(Collection entries)
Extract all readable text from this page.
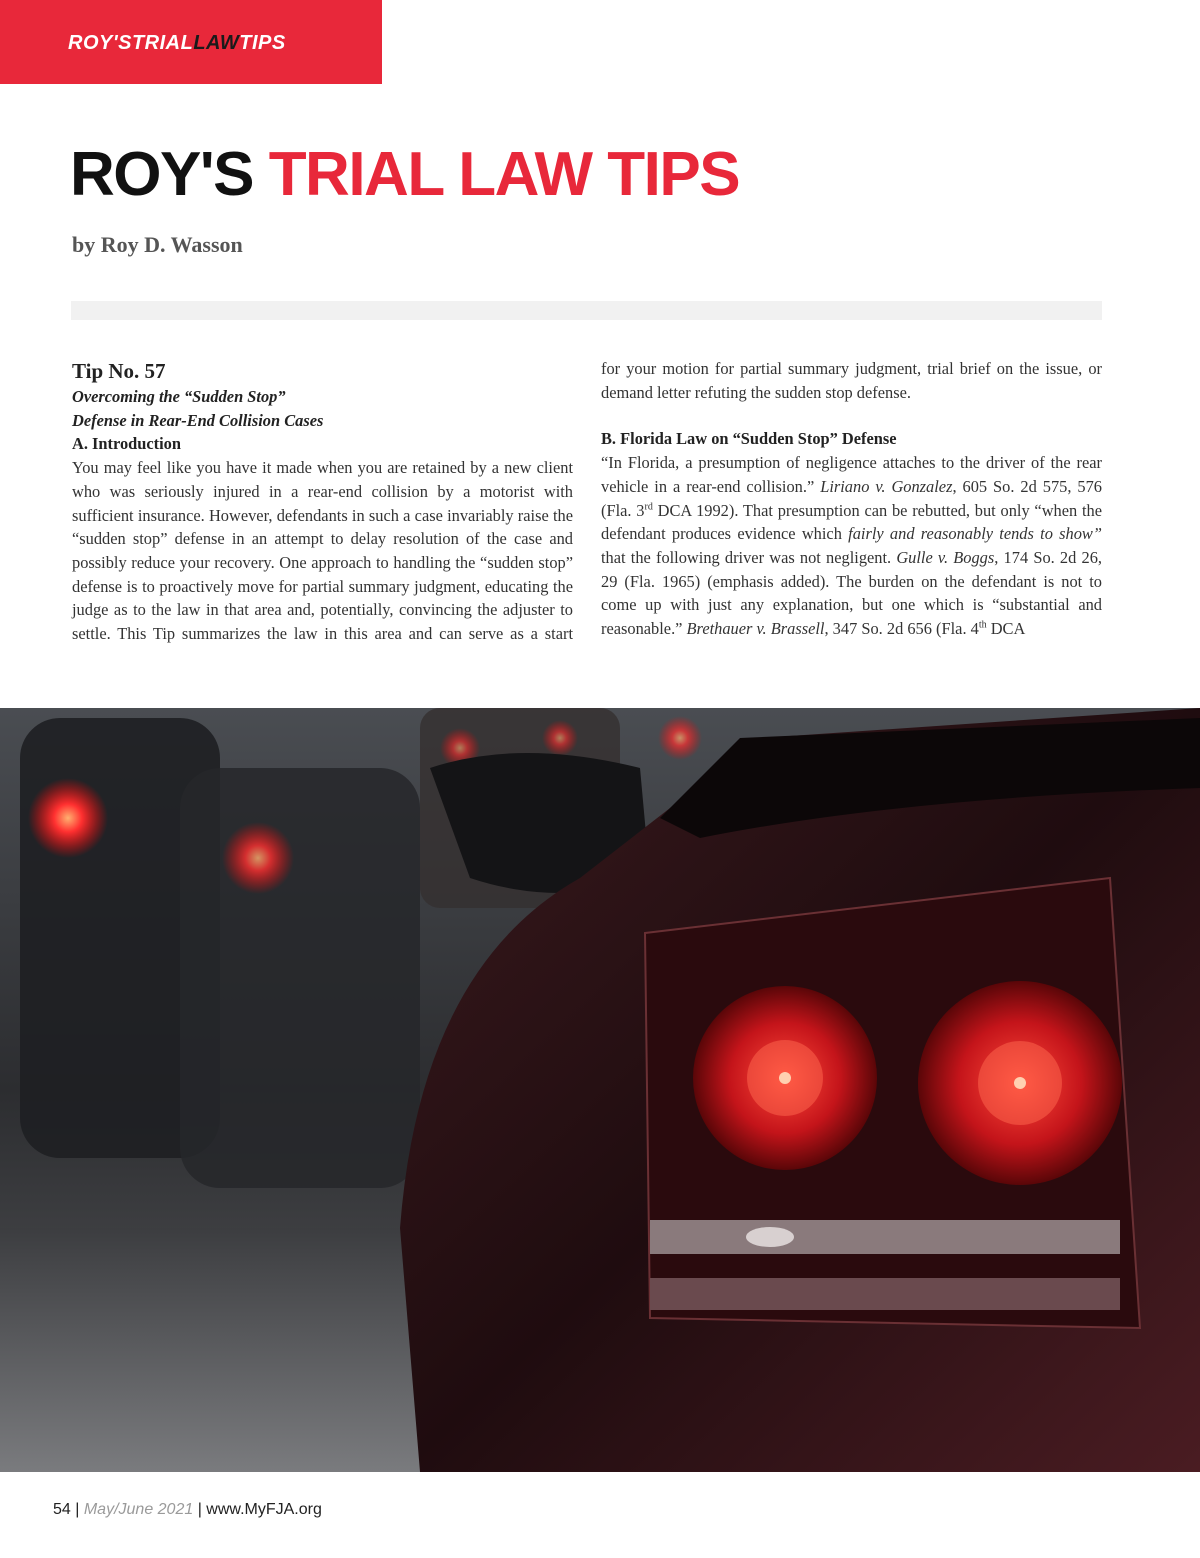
ROY'STRIALLAWTIPS
ROY'S TRIAL LAW TIPS
by Roy D. Wasson

Tip No. 57

Overcoming the “Sudden Stop”

Defense in Rear-End Collision Cases

A. Introduction

You may feel like you have it made when you are retained by a new client who was seriously injured in a rear-end collision by a motorist with sufficient insurance. However, defendants in such a case invariably raise the “sudden stop” defense in an attempt to delay resolution of the case and possibly reduce your recovery. One approach to handling the “sudden stop” defense is to proactively move for partial summary judgment, educating the judge as to the law in that area and, potentially, convincing the adjuster to settle. This Tip summarizes the law in this area and can serve as a start

for your motion for partial summary judgment, trial brief on the issue, or demand letter refuting the sudden stop defense.

B. Florida Law on “Sudden Stop” Defense

“In Florida, a presumption of negligence attaches to the driver of the rear vehicle in a rear-end collision.” Liriano v. Gonzalez, 605 So. 2d 575, 576 (Fla. 3rd DCA 1992). That presumption can be rebutted, but only “when the defendant produces evidence which fairly and reasonably tends to show” that the following driver was not negligent. Gulle v. Boggs, 174 So. 2d 26, 29 (Fla. 1965) (emphasis added). The burden on the defendant is not to come up with just any explanation, but one which is “substantial and reasonable.” Brethauer v. Brassell, 347 So. 2d 656 (Fla. 4th DCA

54 | May/June 2021 | www.MyFJA.org
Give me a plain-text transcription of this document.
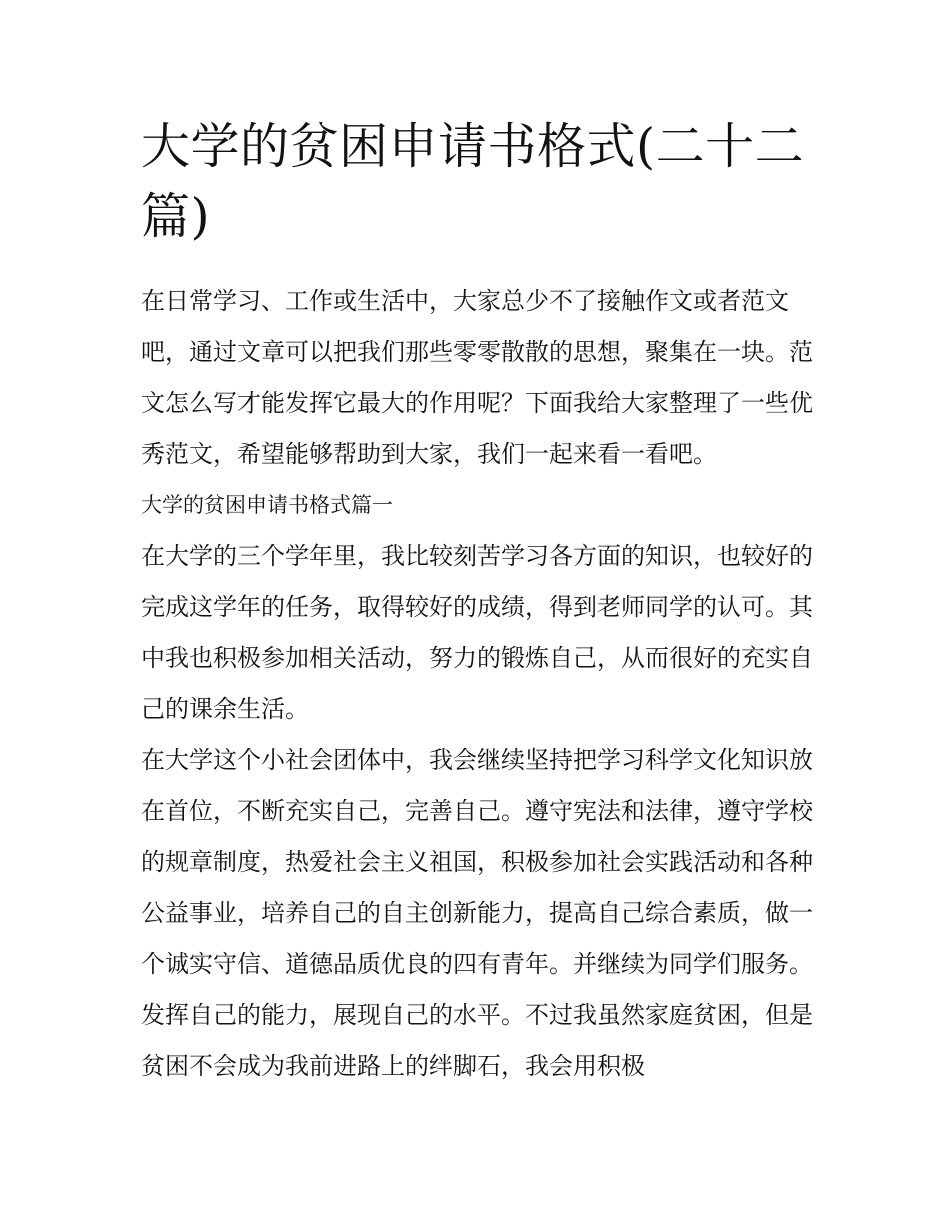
大学的贫困申请书格式(二十二篇)

在日常学习、工作或生活中，大家总少不了接触作文或者范文吧，通过文章可以把我们那些零零散散的思想，聚集在一块。范文怎么写才能发挥它最大的作用呢？下面我给大家整理了一些优秀范文，希望能够帮助到大家，我们一起来看一看吧。

大学的贫困申请书格式篇一

在大学的三个学年里，我比较刻苦学习各方面的知识，也较好的完成这学年的任务，取得较好的成绩，得到老师同学的认可。其中我也积极参加相关活动，努力的锻炼自己，从而很好的充实自己的课余生活。

在大学这个小社会团体中，我会继续坚持把学习科学文化知识放在首位，不断充实自己，完善自己。遵守宪法和法律，遵守学校的规章制度，热爱社会主义祖国，积极参加社会实践活动和各种公益事业，培养自己的自主创新能力，提高自己综合素质，做一个诚实守信、道德品质优良的四有青年。并继续为同学们服务。发挥自己的能力，展现自己的水平。不过我虽然家庭贫困，但是贫困不会成为我前进路上的绊脚石，我会用积极
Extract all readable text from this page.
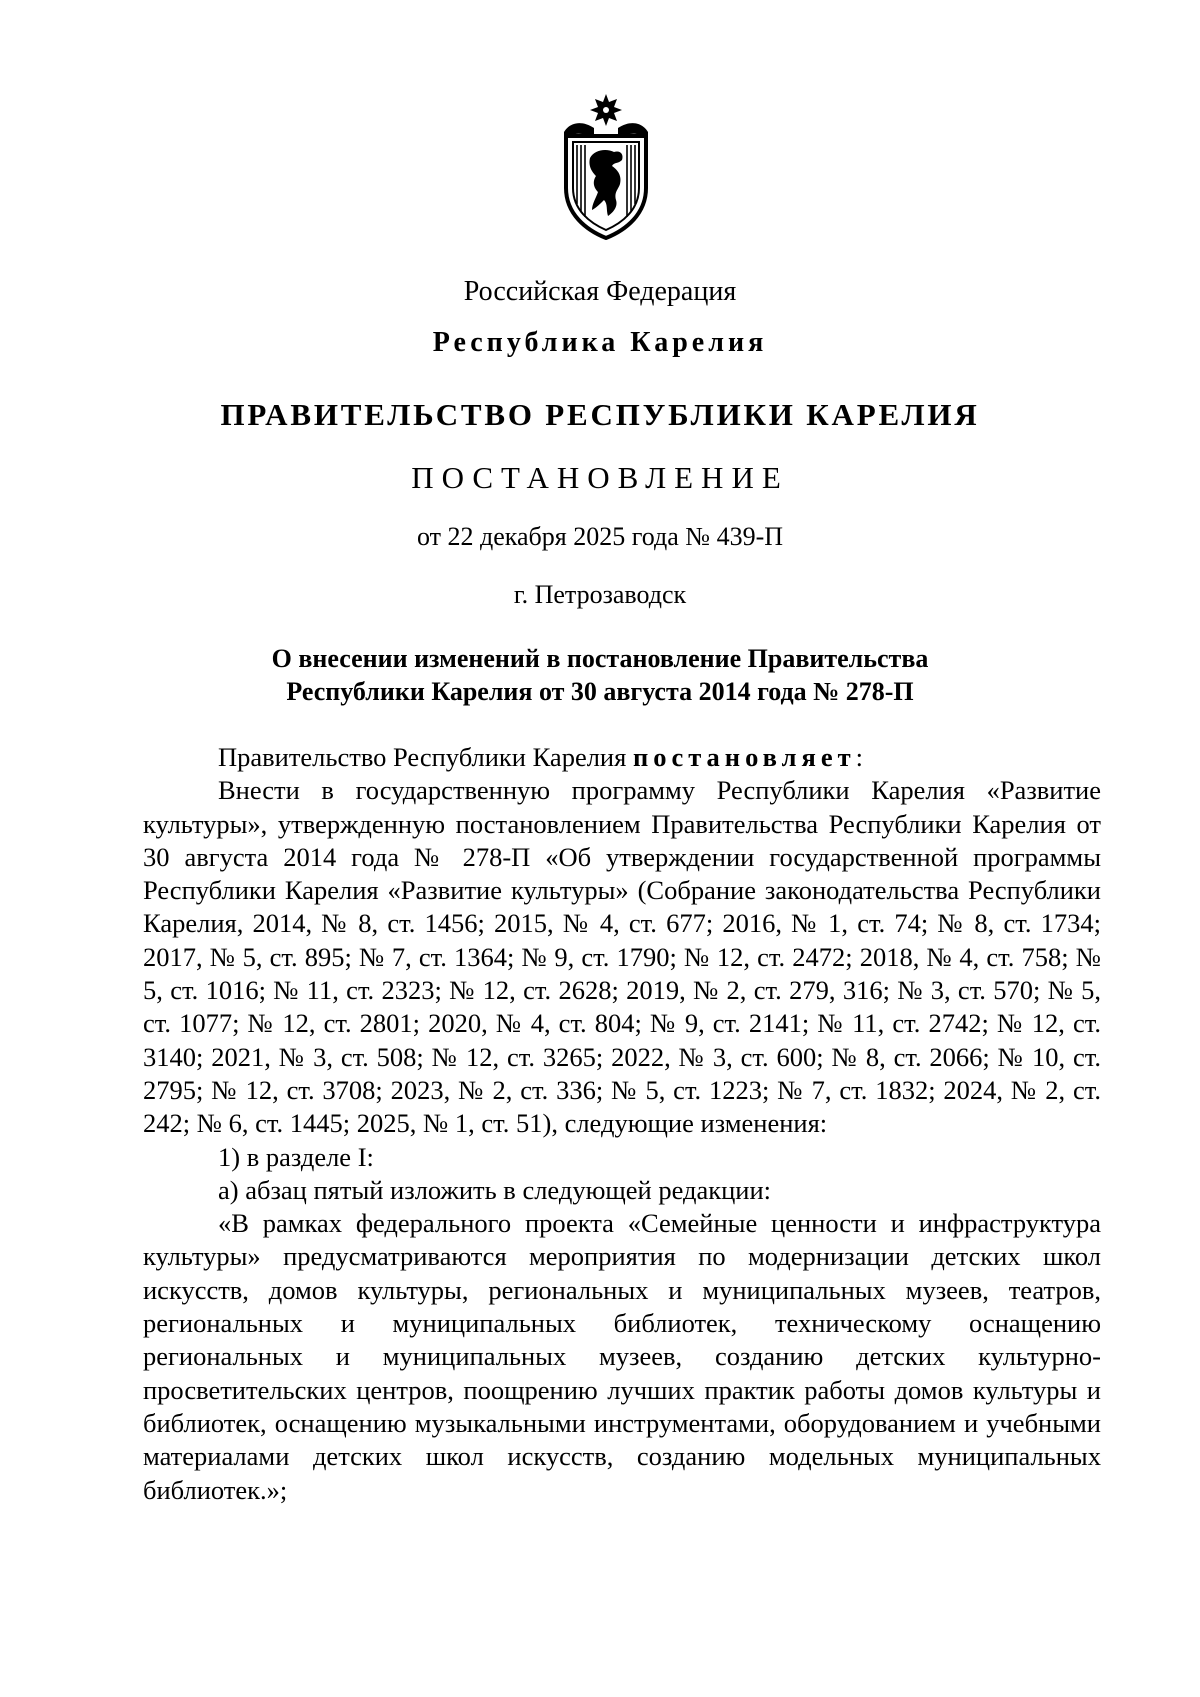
Российская Федерация
Республика Карелия
ПРАВИТЕЛЬСТВО РЕСПУБЛИКИ КАРЕЛИЯ
ПОСТАНОВЛЕНИЕ
от 22 декабря 2025 года № 439-П
г. Петрозаводск
О внесении изменений в постановление Правительства
Республики Карелия от 30 августа 2014 года № 278-П

Правительство Республики Карелия постановляет:

Внести в государственную программу Республики Карелия «Развитие культуры», утвержденную постановлением Правительства Республики Карелия от 30 августа 2014 года № 278-П «Об утверждении государственной программы Республики Карелия «Развитие культуры» (Собрание законодательства Республики Карелия, 2014, № 8, ст. 1456; 2015, № 4, ст. 677; 2016, № 1, ст. 74; № 8, ст. 1734; 2017, № 5, ст. 895; № 7, ст. 1364; № 9, ст. 1790; № 12, ст. 2472; 2018, № 4, ст. 758; № 5, ст. 1016; № 11, ст. 2323; № 12, ст. 2628; 2019, № 2, ст. 279, 316; № 3, ст. 570; № 5, ст. 1077; № 12, ст. 2801; 2020, № 4, ст. 804; № 9, ст. 2141; № 11, ст. 2742; № 12, ст. 3140; 2021, № 3, ст. 508; № 12, ст. 3265; 2022, № 3, ст. 600; № 8, ст. 2066; № 10, ст. 2795; № 12, ст. 3708; 2023, № 2, ст. 336; № 5, ст. 1223; № 7, ст. 1832; 2024, № 2, ст. 242; № 6, ст. 1445; 2025, № 1, ст. 51), следующие изменения:

1) в разделе I:

а) абзац пятый изложить в следующей редакции:

«В рамках федерального проекта «Семейные ценности и инфраструктура культуры» предусматриваются мероприятия по модернизации детских школ искусств, домов культуры, региональных и муниципальных музеев, театров, региональных и муниципальных библиотек, техническому оснащению региональных и муниципальных музеев, созданию детских культурно-просветительских центров, поощрению лучших практик работы домов культуры и библиотек, оснащению музыкальными инструментами, оборудованием и учебными материалами детских школ искусств, созданию модельных муниципальных библиотек.»;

# Task statement:
Leave the pictures out and print the records above exactly as they stand.

# Worked solution:
Extract all readable text from this page.
ROY'STRIALLAWTIPS
ROY'S TRIAL LAW TIPS
by Roy D. Wasson

Tip No. 57

Overcoming the “Sudden Stop”

Defense in Rear-End Collision Cases

A. Introduction

You may feel like you have it made when you are retained by a new client who was seriously injured in a rear-end collision by a motorist with sufficient insurance. However, defendants in such a case invariably raise the “sudden stop” defense in an attempt to delay resolution of the case and possibly reduce your recovery. One approach to handling the “sudden stop” defense is to proactively move for partial summary judgment, educating the judge as to the law in that area and, potentially, convincing the adjuster to settle. This Tip summarizes the law in this area and can serve as a start

for your motion for partial summary judgment, trial brief on the issue, or demand letter refuting the sudden stop defense.

B. Florida Law on “Sudden Stop” Defense

“In Florida, a presumption of negligence attaches to the driver of the rear vehicle in a rear-end collision.” Liriano v. Gonzalez, 605 So. 2d 575, 576 (Fla. 3rd DCA 1992). That presumption can be rebutted, but only “when the defendant produces evidence which fairly and reasonably tends to show” that the following driver was not negligent. Gulle v. Boggs, 174 So. 2d 26, 29 (Fla. 1965) (emphasis added). The burden on the defendant is not to come up with just any explanation, but one which is “substantial and reasonable.” Brethauer v. Brassell, 347 So. 2d 656 (Fla. 4th DCA

54 | May/June 2021 | www.MyFJA.org
Give me a plain-text transcription of this document.
大学的贫困申请书格式(二十二篇)

在日常学习、工作或生活中，大家总少不了接触作文或者范文吧，通过文章可以把我们那些零零散散的思想，聚集在一块。范文怎么写才能发挥它最大的作用呢？下面我给大家整理了一些优秀范文，希望能够帮助到大家，我们一起来看一看吧。

大学的贫困申请书格式篇一

在大学的三个学年里，我比较刻苦学习各方面的知识，也较好的完成这学年的任务，取得较好的成绩，得到老师同学的认可。其中我也积极参加相关活动，努力的锻炼自己，从而很好的充实自己的课余生活。

在大学这个小社会团体中，我会继续坚持把学习科学文化知识放在首位，不断充实自己，完善自己。遵守宪法和法律，遵守学校的规章制度，热爱社会主义祖国，积极参加社会实践活动和各种公益事业，培养自己的自主创新能力，提高自己综合素质，做一个诚实守信、道德品质优良的四有青年。并继续为同学们服务。发挥自己的能力，展现自己的水平。不过我虽然家庭贫困，但是贫困不会成为我前进路上的绊脚石，我会用积极
Extract all readable text from this page.
Российская Федерация
Республика Карелия
ПРАВИТЕЛЬСТВО РЕСПУБЛИКИ КАРЕЛИЯ
ПОСТАНОВЛЕНИЕ
от 22 декабря 2025 года № 439-П
г. Петрозаводск
О внесении изменений в постановление Правительства
Республики Карелия от 30 августа 2014 года № 278-П

Правительство Республики Карелия постановляет:

Внести в государственную программу Республики Карелия «Развитие культуры», утвержденную постановлением Правительства Республики Карелия от 30 августа 2014 года № 278-П «Об утверждении государственной программы Республики Карелия «Развитие культуры» (Собрание законодательства Республики Карелия, 2014, № 8, ст. 1456; 2015, № 4, ст. 677; 2016, № 1, ст. 74; № 8, ст. 1734; 2017, № 5, ст. 895; № 7, ст. 1364; № 9, ст. 1790; № 12, ст. 2472; 2018, № 4, ст. 758; № 5, ст. 1016; № 11, ст. 2323; № 12, ст. 2628; 2019, № 2, ст. 279, 316; № 3, ст. 570; № 5, ст. 1077; № 12, ст. 2801; 2020, № 4, ст. 804; № 9, ст. 2141; № 11, ст. 2742; № 12, ст. 3140; 2021, № 3, ст. 508; № 12, ст. 3265; 2022, № 3, ст. 600; № 8, ст. 2066; № 10, ст. 2795; № 12, ст. 3708; 2023, № 2, ст. 336; № 5, ст. 1223; № 7, ст. 1832; 2024, № 2, ст. 242; № 6, ст. 1445; 2025, № 1, ст. 51), следующие изменения:

1) в разделе I:

а) абзац пятый изложить в следующей редакции:

«В рамках федерального проекта «Семейные ценности и инфраструктура культуры» предусматриваются мероприятия по модернизации детских школ искусств, домов культуры, региональных и муниципальных музеев, театров, региональных и муниципальных библиотек, техническому оснащению региональных и муниципальных музеев, созданию детских культурно-просветительских центров, поощрению лучших практик работы домов культуры и библиотек, оснащению музыкальными инструментами, оборудованием и учебными материалами детских школ искусств, созданию модельных муниципальных библиотек.»;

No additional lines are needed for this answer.